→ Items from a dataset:
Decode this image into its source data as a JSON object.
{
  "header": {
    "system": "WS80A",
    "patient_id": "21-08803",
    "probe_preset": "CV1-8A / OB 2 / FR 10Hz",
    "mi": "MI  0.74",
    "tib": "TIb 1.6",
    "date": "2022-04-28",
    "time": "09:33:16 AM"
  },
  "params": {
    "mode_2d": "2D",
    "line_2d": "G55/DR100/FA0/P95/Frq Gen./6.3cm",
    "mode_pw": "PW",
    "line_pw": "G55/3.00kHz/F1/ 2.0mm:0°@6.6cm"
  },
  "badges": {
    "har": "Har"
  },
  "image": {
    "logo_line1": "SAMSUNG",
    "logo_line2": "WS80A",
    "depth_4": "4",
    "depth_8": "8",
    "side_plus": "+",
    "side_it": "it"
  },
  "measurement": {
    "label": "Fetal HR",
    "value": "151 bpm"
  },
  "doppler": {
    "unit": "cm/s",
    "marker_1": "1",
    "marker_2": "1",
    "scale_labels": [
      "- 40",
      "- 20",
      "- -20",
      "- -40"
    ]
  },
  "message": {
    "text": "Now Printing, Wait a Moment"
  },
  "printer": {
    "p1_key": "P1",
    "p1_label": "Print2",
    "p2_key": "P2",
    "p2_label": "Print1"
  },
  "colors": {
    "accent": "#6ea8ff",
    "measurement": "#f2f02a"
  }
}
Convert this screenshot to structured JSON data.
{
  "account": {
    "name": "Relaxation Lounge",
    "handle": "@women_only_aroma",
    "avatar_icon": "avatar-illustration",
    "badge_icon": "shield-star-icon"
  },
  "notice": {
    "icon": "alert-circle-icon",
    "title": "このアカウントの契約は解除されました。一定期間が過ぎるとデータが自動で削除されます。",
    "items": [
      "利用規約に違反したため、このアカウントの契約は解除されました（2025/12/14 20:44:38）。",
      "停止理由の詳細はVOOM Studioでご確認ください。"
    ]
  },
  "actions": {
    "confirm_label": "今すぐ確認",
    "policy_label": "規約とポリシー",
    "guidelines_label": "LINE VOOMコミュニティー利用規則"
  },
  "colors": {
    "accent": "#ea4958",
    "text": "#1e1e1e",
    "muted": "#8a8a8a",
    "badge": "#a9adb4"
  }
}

→ Do this:
Write out all the records above again, exactly as they stand.

→ Exercise result:
Decode this image into its source data as a JSON object.
{
  "header": {
    "system": "WS80A",
    "patient_id": "21-08803",
    "probe_preset": "CV1-8A / OB 2 / FR 10Hz",
    "mi": "MI  0.74",
    "tib": "TIb 1.6",
    "date": "2022-04-28",
    "time": "09:33:16 AM"
  },
  "params": {
    "mode_2d": "2D",
    "line_2d": "G55/DR100/FA0/P95/Frq Gen./6.3cm",
    "mode_pw": "PW",
    "line_pw": "G55/3.00kHz/F1/ 2.0mm:0°@6.6cm"
  },
  "badges": {
    "har": "Har"
  },
  "image": {
    "logo_line1": "SAMSUNG",
    "logo_line2": "WS80A",
    "depth_4": "4",
    "depth_8": "8",
    "side_plus": "+",
    "side_it": "it"
  },
  "measurement": {
    "label": "Fetal HR",
    "value": "151 bpm"
  },
  "doppler": {
    "unit": "cm/s",
    "marker_1": "1",
    "marker_2": "1",
    "scale_labels": [
      "- 40",
      "- 20",
      "- -20",
      "- -40"
    ]
  },
  "message": {
    "text": "Now Printing, Wait a Moment"
  },
  "printer": {
    "p1_key": "P1",
    "p1_label": "Print2",
    "p2_key": "P2",
    "p2_label": "Print1"
  },
  "colors": {
    "accent": "#6ea8ff",
    "measurement": "#f2f02a"
  }
}
Convert this screenshot to structured JSON data.
{
  "account": {
    "name": "Relaxation Lounge",
    "handle": "@women_only_aroma",
    "avatar_icon": "avatar-illustration",
    "badge_icon": "shield-star-icon"
  },
  "notice": {
    "icon": "alert-circle-icon",
    "title": "このアカウントの契約は解除されました。一定期間が過ぎるとデータが自動で削除されます。",
    "items": [
      "利用規約に違反したため、このアカウントの契約は解除されました（2025/12/14 20:44:38）。",
      "停止理由の詳細はVOOM Studioでご確認ください。"
    ]
  },
  "actions": {
    "confirm_label": "今すぐ確認",
    "policy_label": "規約とポリシー",
    "guidelines_label": "LINE VOOMコミュニティー利用規則"
  },
  "colors": {
    "accent": "#ea4958",
    "text": "#1e1e1e",
    "muted": "#8a8a8a",
    "badge": "#a9adb4"
  }
}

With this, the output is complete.